_Items_.
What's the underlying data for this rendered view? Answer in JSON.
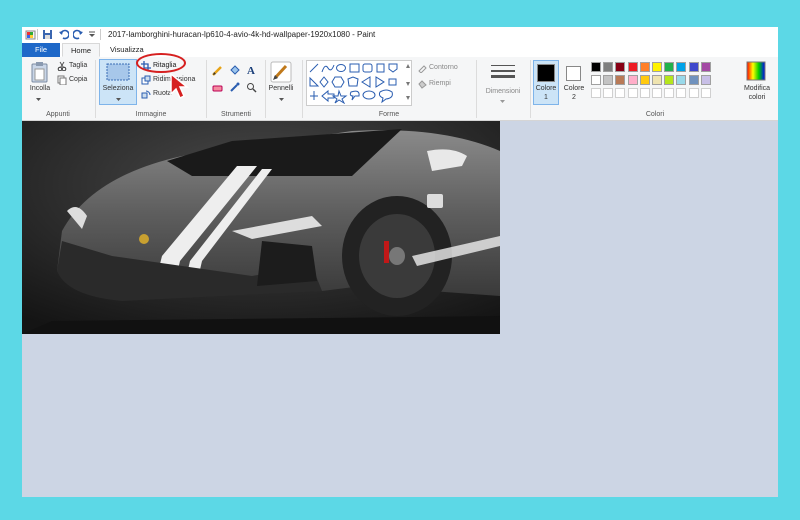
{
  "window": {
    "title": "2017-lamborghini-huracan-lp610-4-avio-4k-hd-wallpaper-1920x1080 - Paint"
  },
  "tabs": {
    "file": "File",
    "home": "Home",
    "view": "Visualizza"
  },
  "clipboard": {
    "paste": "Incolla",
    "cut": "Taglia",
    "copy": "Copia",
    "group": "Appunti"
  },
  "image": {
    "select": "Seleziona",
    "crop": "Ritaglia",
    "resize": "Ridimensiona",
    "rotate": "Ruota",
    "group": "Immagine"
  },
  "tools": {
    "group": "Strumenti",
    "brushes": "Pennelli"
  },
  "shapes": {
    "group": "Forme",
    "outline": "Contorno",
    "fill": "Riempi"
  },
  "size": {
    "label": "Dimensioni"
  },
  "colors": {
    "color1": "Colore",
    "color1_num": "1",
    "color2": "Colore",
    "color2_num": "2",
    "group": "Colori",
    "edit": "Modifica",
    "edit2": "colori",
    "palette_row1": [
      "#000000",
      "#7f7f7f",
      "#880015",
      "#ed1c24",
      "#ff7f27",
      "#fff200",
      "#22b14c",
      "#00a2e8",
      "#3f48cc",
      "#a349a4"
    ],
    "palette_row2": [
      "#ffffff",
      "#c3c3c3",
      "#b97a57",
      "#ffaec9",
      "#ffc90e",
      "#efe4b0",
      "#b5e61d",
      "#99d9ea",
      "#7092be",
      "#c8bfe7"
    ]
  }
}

_Written problem_. The pictures should not appear in the copy; every other part of the records above must be returned exactly.

_Task answer_.
What's the underlying data for this rendered view? Answer in JSON.
{
  "window": {
    "title": "2017-lamborghini-huracan-lp610-4-avio-4k-hd-wallpaper-1920x1080 - Paint"
  },
  "tabs": {
    "file": "File",
    "home": "Home",
    "view": "Visualizza"
  },
  "clipboard": {
    "paste": "Incolla",
    "cut": "Taglia",
    "copy": "Copia",
    "group": "Appunti"
  },
  "image": {
    "select": "Seleziona",
    "crop": "Ritaglia",
    "resize": "Ridimensiona",
    "rotate": "Ruota",
    "group": "Immagine"
  },
  "tools": {
    "group": "Strumenti",
    "brushes": "Pennelli"
  },
  "shapes": {
    "group": "Forme",
    "outline": "Contorno",
    "fill": "Riempi"
  },
  "size": {
    "label": "Dimensioni"
  },
  "colors": {
    "color1": "Colore",
    "color1_num": "1",
    "color2": "Colore",
    "color2_num": "2",
    "group": "Colori",
    "edit": "Modifica",
    "edit2": "colori",
    "palette_row1": [
      "#000000",
      "#7f7f7f",
      "#880015",
      "#ed1c24",
      "#ff7f27",
      "#fff200",
      "#22b14c",
      "#00a2e8",
      "#3f48cc",
      "#a349a4"
    ],
    "palette_row2": [
      "#ffffff",
      "#c3c3c3",
      "#b97a57",
      "#ffaec9",
      "#ffc90e",
      "#efe4b0",
      "#b5e61d",
      "#99d9ea",
      "#7092be",
      "#c8bfe7"
    ]
  }
}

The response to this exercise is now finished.